#### Records from a collection of figures:
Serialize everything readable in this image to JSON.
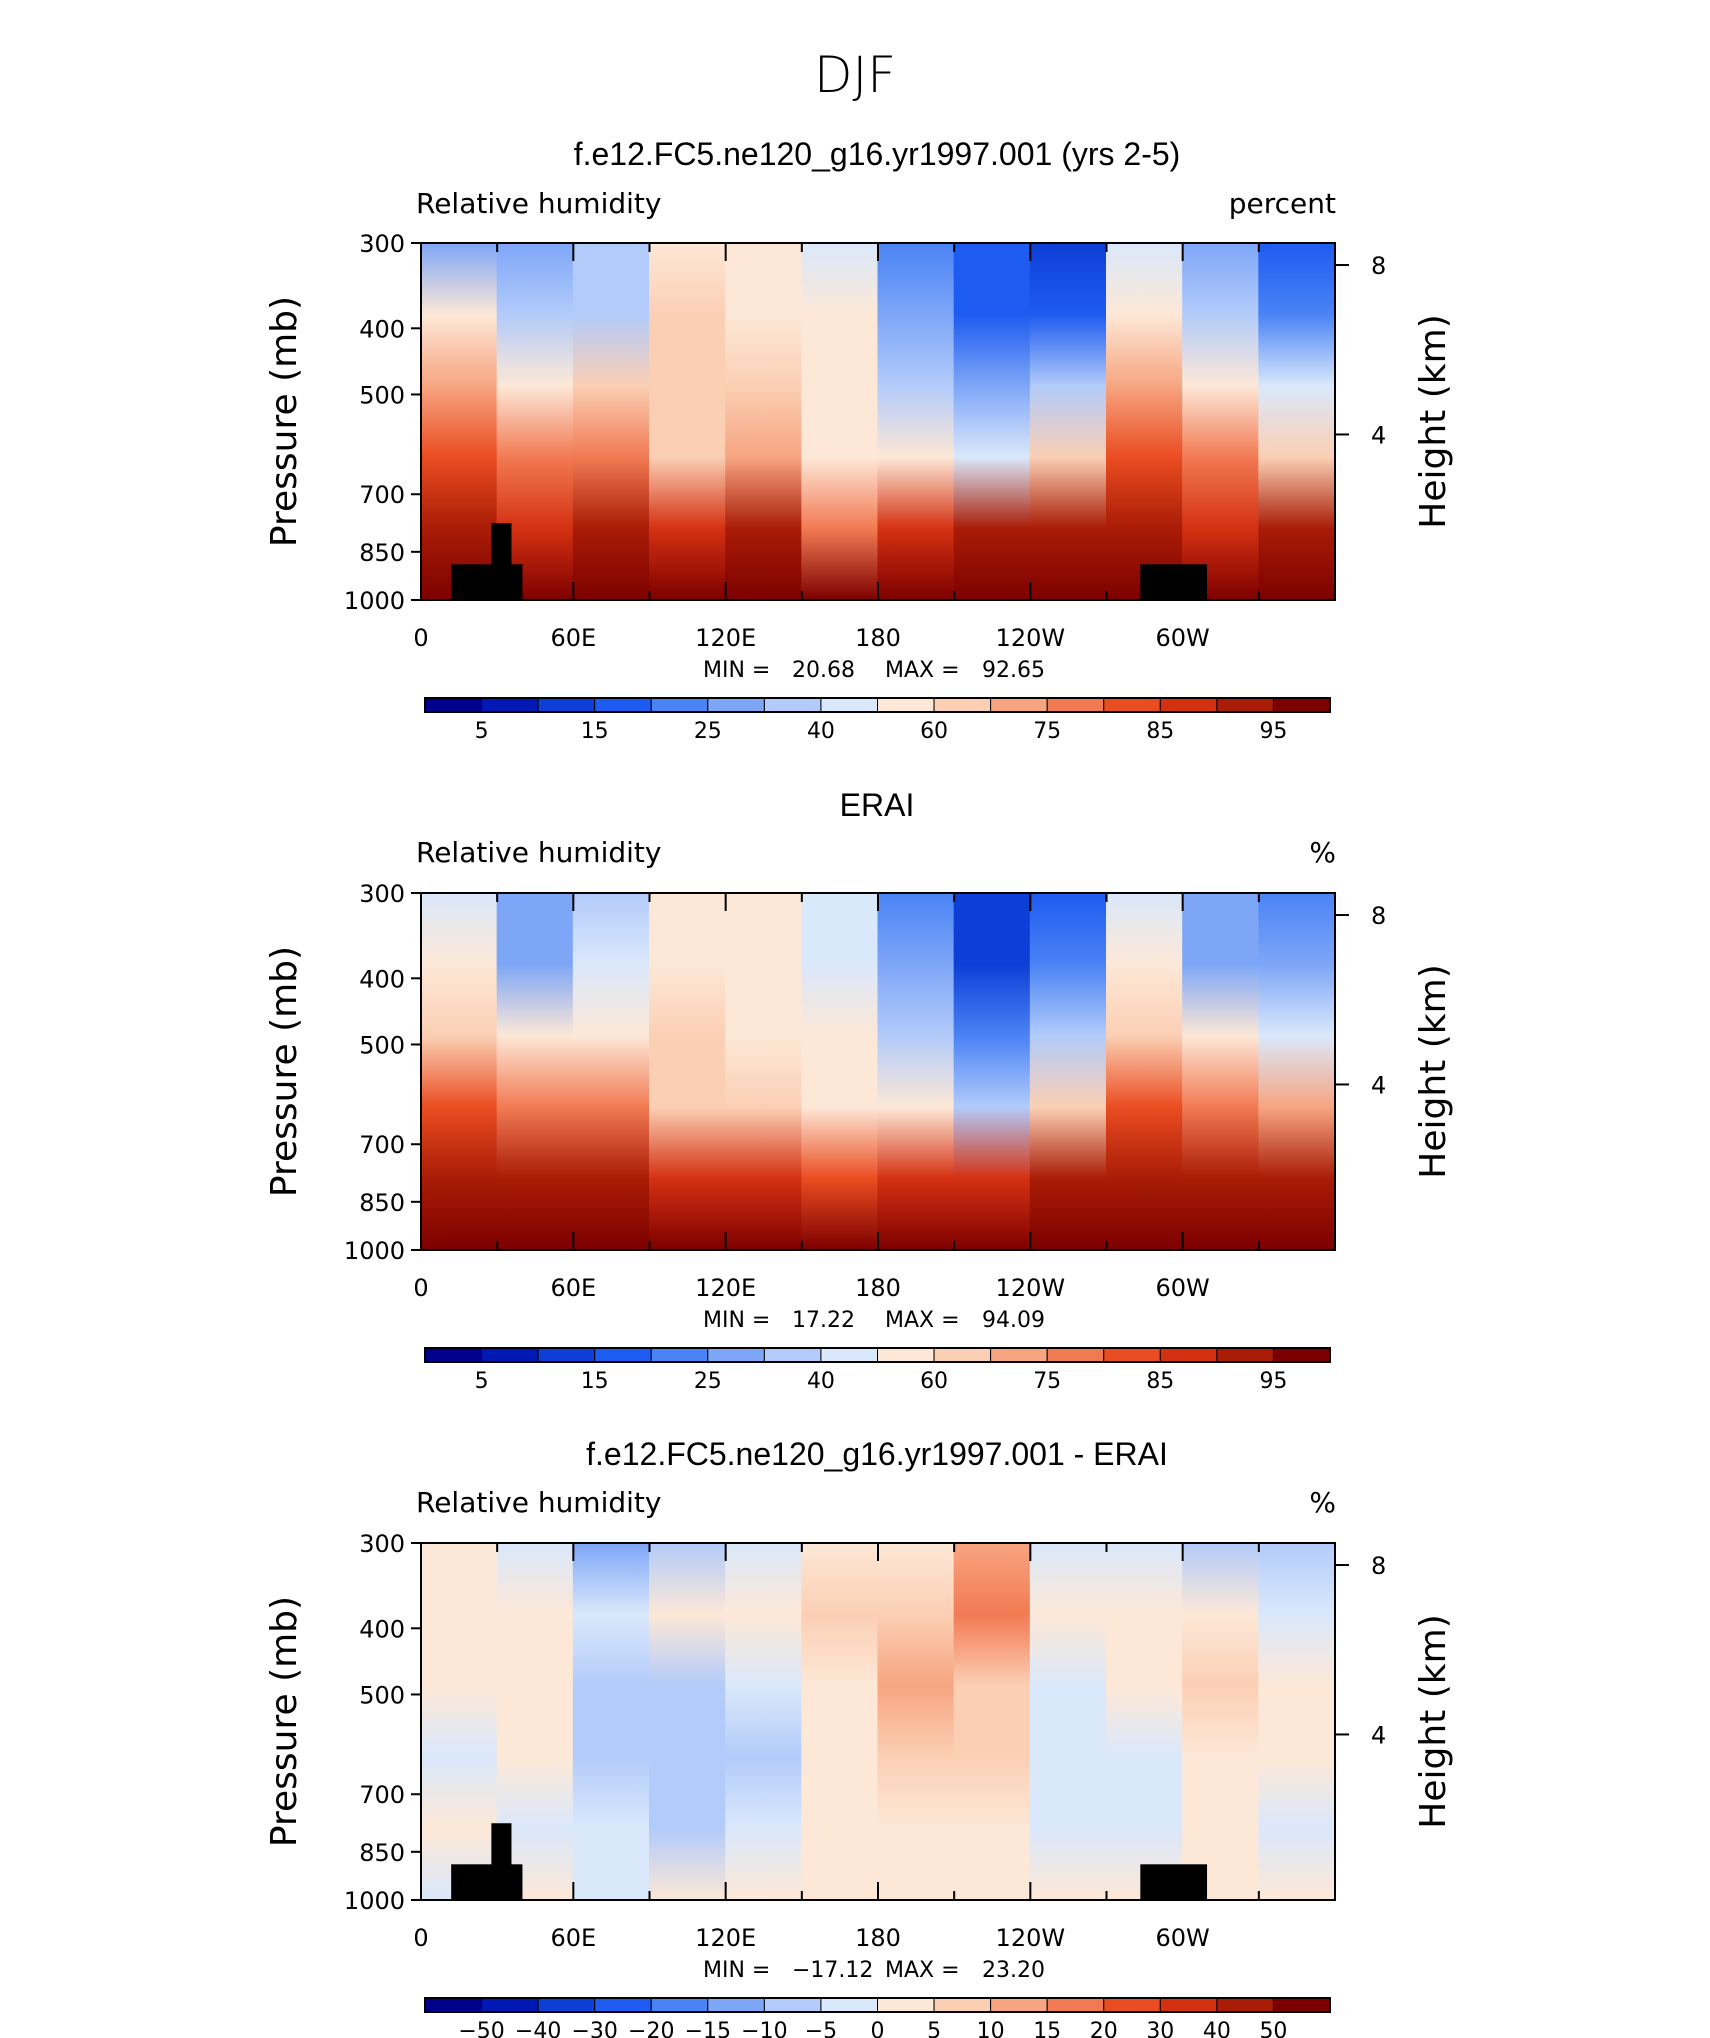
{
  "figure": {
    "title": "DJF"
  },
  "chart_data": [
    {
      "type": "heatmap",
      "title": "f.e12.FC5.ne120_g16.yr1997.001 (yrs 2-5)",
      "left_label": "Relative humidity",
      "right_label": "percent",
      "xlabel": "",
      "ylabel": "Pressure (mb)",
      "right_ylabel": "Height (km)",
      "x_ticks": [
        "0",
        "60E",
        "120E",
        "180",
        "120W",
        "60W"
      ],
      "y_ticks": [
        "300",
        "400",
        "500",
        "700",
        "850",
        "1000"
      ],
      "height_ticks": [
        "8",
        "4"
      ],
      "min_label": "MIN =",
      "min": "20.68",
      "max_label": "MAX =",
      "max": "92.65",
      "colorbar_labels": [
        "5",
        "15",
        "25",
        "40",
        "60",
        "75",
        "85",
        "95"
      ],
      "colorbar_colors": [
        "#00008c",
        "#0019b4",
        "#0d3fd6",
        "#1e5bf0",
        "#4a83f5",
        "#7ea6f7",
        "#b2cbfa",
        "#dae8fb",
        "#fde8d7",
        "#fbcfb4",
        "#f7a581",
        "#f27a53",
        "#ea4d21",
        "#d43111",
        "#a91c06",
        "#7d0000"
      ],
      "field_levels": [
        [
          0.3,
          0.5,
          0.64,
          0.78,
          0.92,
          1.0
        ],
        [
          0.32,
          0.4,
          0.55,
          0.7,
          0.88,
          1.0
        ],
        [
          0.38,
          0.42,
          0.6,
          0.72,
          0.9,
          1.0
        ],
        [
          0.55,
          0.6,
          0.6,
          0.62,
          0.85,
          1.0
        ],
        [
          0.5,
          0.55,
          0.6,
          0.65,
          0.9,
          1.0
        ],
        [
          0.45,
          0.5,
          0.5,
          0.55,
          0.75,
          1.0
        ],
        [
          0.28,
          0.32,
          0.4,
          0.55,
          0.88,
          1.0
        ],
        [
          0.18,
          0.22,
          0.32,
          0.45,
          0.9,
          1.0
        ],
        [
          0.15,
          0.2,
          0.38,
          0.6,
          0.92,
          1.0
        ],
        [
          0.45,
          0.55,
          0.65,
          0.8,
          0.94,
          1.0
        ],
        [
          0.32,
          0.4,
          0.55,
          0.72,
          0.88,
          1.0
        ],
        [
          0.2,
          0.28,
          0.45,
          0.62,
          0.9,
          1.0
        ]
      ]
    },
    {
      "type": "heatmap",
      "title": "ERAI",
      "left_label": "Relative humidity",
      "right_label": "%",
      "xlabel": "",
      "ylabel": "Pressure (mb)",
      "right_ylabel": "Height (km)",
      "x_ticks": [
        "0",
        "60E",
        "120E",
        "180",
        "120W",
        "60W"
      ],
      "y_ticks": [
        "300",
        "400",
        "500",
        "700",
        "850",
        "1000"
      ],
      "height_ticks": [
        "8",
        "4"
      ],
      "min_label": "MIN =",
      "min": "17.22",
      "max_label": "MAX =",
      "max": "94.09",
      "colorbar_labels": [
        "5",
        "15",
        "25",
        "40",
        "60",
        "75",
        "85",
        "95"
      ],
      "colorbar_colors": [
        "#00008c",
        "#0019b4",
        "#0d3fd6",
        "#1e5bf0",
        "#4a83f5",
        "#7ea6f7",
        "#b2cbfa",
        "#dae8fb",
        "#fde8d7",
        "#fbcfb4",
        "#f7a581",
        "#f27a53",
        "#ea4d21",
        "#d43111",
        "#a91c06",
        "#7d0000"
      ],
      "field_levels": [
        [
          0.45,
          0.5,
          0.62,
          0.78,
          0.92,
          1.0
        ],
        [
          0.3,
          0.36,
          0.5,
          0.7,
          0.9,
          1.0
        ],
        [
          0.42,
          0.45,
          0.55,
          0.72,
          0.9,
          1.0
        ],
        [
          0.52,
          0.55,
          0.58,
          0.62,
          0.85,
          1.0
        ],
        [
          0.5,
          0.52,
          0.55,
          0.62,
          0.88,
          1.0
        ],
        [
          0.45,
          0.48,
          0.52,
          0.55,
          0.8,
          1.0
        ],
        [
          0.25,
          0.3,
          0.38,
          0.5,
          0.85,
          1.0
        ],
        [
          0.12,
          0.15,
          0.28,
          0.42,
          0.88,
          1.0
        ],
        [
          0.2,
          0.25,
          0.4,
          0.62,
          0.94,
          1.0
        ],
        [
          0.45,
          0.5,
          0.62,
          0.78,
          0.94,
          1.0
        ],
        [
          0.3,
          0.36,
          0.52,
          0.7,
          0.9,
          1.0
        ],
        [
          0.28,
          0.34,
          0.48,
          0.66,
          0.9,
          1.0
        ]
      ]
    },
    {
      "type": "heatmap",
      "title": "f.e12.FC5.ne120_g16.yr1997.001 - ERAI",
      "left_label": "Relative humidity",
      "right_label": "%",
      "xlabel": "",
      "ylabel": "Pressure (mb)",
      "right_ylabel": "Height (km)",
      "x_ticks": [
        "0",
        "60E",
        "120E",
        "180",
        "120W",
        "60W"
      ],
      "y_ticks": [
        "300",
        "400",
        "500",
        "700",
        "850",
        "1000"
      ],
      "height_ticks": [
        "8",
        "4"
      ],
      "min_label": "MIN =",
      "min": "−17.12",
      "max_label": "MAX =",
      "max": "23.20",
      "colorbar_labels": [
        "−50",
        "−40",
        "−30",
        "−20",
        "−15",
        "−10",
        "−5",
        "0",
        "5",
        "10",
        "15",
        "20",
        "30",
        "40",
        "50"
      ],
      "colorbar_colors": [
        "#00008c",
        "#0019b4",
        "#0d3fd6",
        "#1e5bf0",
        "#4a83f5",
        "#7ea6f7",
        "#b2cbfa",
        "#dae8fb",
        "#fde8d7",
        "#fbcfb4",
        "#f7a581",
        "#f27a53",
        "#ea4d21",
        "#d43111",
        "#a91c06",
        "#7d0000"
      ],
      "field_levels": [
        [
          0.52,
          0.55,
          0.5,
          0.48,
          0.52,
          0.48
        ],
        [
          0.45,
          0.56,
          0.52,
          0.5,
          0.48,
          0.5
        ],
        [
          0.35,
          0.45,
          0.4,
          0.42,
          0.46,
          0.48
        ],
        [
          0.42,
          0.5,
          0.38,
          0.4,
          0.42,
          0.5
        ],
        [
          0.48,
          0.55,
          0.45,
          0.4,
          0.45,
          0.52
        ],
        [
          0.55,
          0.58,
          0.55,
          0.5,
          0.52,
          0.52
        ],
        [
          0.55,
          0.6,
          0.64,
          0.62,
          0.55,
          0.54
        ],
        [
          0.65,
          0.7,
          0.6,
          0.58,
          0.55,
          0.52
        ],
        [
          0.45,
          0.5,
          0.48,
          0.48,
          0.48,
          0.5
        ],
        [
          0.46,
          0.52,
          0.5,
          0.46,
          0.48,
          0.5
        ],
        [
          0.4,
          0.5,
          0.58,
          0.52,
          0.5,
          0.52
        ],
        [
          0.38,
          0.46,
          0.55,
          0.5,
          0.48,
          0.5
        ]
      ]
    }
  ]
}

#### Short task:
Without the pictures, restate all of the entries above verbatim.

#### The solution:
Serialize everything readable in this image to JSON.
{
  "figure": {
    "title": "DJF"
  },
  "chart_data": [
    {
      "type": "heatmap",
      "title": "f.e12.FC5.ne120_g16.yr1997.001 (yrs 2-5)",
      "left_label": "Relative humidity",
      "right_label": "percent",
      "xlabel": "",
      "ylabel": "Pressure (mb)",
      "right_ylabel": "Height (km)",
      "x_ticks": [
        "0",
        "60E",
        "120E",
        "180",
        "120W",
        "60W"
      ],
      "y_ticks": [
        "300",
        "400",
        "500",
        "700",
        "850",
        "1000"
      ],
      "height_ticks": [
        "8",
        "4"
      ],
      "min_label": "MIN =",
      "min": "20.68",
      "max_label": "MAX =",
      "max": "92.65",
      "colorbar_labels": [
        "5",
        "15",
        "25",
        "40",
        "60",
        "75",
        "85",
        "95"
      ],
      "colorbar_colors": [
        "#00008c",
        "#0019b4",
        "#0d3fd6",
        "#1e5bf0",
        "#4a83f5",
        "#7ea6f7",
        "#b2cbfa",
        "#dae8fb",
        "#fde8d7",
        "#fbcfb4",
        "#f7a581",
        "#f27a53",
        "#ea4d21",
        "#d43111",
        "#a91c06",
        "#7d0000"
      ],
      "field_levels": [
        [
          0.3,
          0.5,
          0.64,
          0.78,
          0.92,
          1.0
        ],
        [
          0.32,
          0.4,
          0.55,
          0.7,
          0.88,
          1.0
        ],
        [
          0.38,
          0.42,
          0.6,
          0.72,
          0.9,
          1.0
        ],
        [
          0.55,
          0.6,
          0.6,
          0.62,
          0.85,
          1.0
        ],
        [
          0.5,
          0.55,
          0.6,
          0.65,
          0.9,
          1.0
        ],
        [
          0.45,
          0.5,
          0.5,
          0.55,
          0.75,
          1.0
        ],
        [
          0.28,
          0.32,
          0.4,
          0.55,
          0.88,
          1.0
        ],
        [
          0.18,
          0.22,
          0.32,
          0.45,
          0.9,
          1.0
        ],
        [
          0.15,
          0.2,
          0.38,
          0.6,
          0.92,
          1.0
        ],
        [
          0.45,
          0.55,
          0.65,
          0.8,
          0.94,
          1.0
        ],
        [
          0.32,
          0.4,
          0.55,
          0.72,
          0.88,
          1.0
        ],
        [
          0.2,
          0.28,
          0.45,
          0.62,
          0.9,
          1.0
        ]
      ]
    },
    {
      "type": "heatmap",
      "title": "ERAI",
      "left_label": "Relative humidity",
      "right_label": "%",
      "xlabel": "",
      "ylabel": "Pressure (mb)",
      "right_ylabel": "Height (km)",
      "x_ticks": [
        "0",
        "60E",
        "120E",
        "180",
        "120W",
        "60W"
      ],
      "y_ticks": [
        "300",
        "400",
        "500",
        "700",
        "850",
        "1000"
      ],
      "height_ticks": [
        "8",
        "4"
      ],
      "min_label": "MIN =",
      "min": "17.22",
      "max_label": "MAX =",
      "max": "94.09",
      "colorbar_labels": [
        "5",
        "15",
        "25",
        "40",
        "60",
        "75",
        "85",
        "95"
      ],
      "colorbar_colors": [
        "#00008c",
        "#0019b4",
        "#0d3fd6",
        "#1e5bf0",
        "#4a83f5",
        "#7ea6f7",
        "#b2cbfa",
        "#dae8fb",
        "#fde8d7",
        "#fbcfb4",
        "#f7a581",
        "#f27a53",
        "#ea4d21",
        "#d43111",
        "#a91c06",
        "#7d0000"
      ],
      "field_levels": [
        [
          0.45,
          0.5,
          0.62,
          0.78,
          0.92,
          1.0
        ],
        [
          0.3,
          0.36,
          0.5,
          0.7,
          0.9,
          1.0
        ],
        [
          0.42,
          0.45,
          0.55,
          0.72,
          0.9,
          1.0
        ],
        [
          0.52,
          0.55,
          0.58,
          0.62,
          0.85,
          1.0
        ],
        [
          0.5,
          0.52,
          0.55,
          0.62,
          0.88,
          1.0
        ],
        [
          0.45,
          0.48,
          0.52,
          0.55,
          0.8,
          1.0
        ],
        [
          0.25,
          0.3,
          0.38,
          0.5,
          0.85,
          1.0
        ],
        [
          0.12,
          0.15,
          0.28,
          0.42,
          0.88,
          1.0
        ],
        [
          0.2,
          0.25,
          0.4,
          0.62,
          0.94,
          1.0
        ],
        [
          0.45,
          0.5,
          0.62,
          0.78,
          0.94,
          1.0
        ],
        [
          0.3,
          0.36,
          0.52,
          0.7,
          0.9,
          1.0
        ],
        [
          0.28,
          0.34,
          0.48,
          0.66,
          0.9,
          1.0
        ]
      ]
    },
    {
      "type": "heatmap",
      "title": "f.e12.FC5.ne120_g16.yr1997.001 - ERAI",
      "left_label": "Relative humidity",
      "right_label": "%",
      "xlabel": "",
      "ylabel": "Pressure (mb)",
      "right_ylabel": "Height (km)",
      "x_ticks": [
        "0",
        "60E",
        "120E",
        "180",
        "120W",
        "60W"
      ],
      "y_ticks": [
        "300",
        "400",
        "500",
        "700",
        "850",
        "1000"
      ],
      "height_ticks": [
        "8",
        "4"
      ],
      "min_label": "MIN =",
      "min": "−17.12",
      "max_label": "MAX =",
      "max": "23.20",
      "colorbar_labels": [
        "−50",
        "−40",
        "−30",
        "−20",
        "−15",
        "−10",
        "−5",
        "0",
        "5",
        "10",
        "15",
        "20",
        "30",
        "40",
        "50"
      ],
      "colorbar_colors": [
        "#00008c",
        "#0019b4",
        "#0d3fd6",
        "#1e5bf0",
        "#4a83f5",
        "#7ea6f7",
        "#b2cbfa",
        "#dae8fb",
        "#fde8d7",
        "#fbcfb4",
        "#f7a581",
        "#f27a53",
        "#ea4d21",
        "#d43111",
        "#a91c06",
        "#7d0000"
      ],
      "field_levels": [
        [
          0.52,
          0.55,
          0.5,
          0.48,
          0.52,
          0.48
        ],
        [
          0.45,
          0.56,
          0.52,
          0.5,
          0.48,
          0.5
        ],
        [
          0.35,
          0.45,
          0.4,
          0.42,
          0.46,
          0.48
        ],
        [
          0.42,
          0.5,
          0.38,
          0.4,
          0.42,
          0.5
        ],
        [
          0.48,
          0.55,
          0.45,
          0.4,
          0.45,
          0.52
        ],
        [
          0.55,
          0.58,
          0.55,
          0.5,
          0.52,
          0.52
        ],
        [
          0.55,
          0.6,
          0.64,
          0.62,
          0.55,
          0.54
        ],
        [
          0.65,
          0.7,
          0.6,
          0.58,
          0.55,
          0.52
        ],
        [
          0.45,
          0.5,
          0.48,
          0.48,
          0.48,
          0.5
        ],
        [
          0.46,
          0.52,
          0.5,
          0.46,
          0.48,
          0.5
        ],
        [
          0.4,
          0.5,
          0.58,
          0.52,
          0.5,
          0.52
        ],
        [
          0.38,
          0.46,
          0.55,
          0.5,
          0.48,
          0.5
        ]
      ]
    }
  ]
}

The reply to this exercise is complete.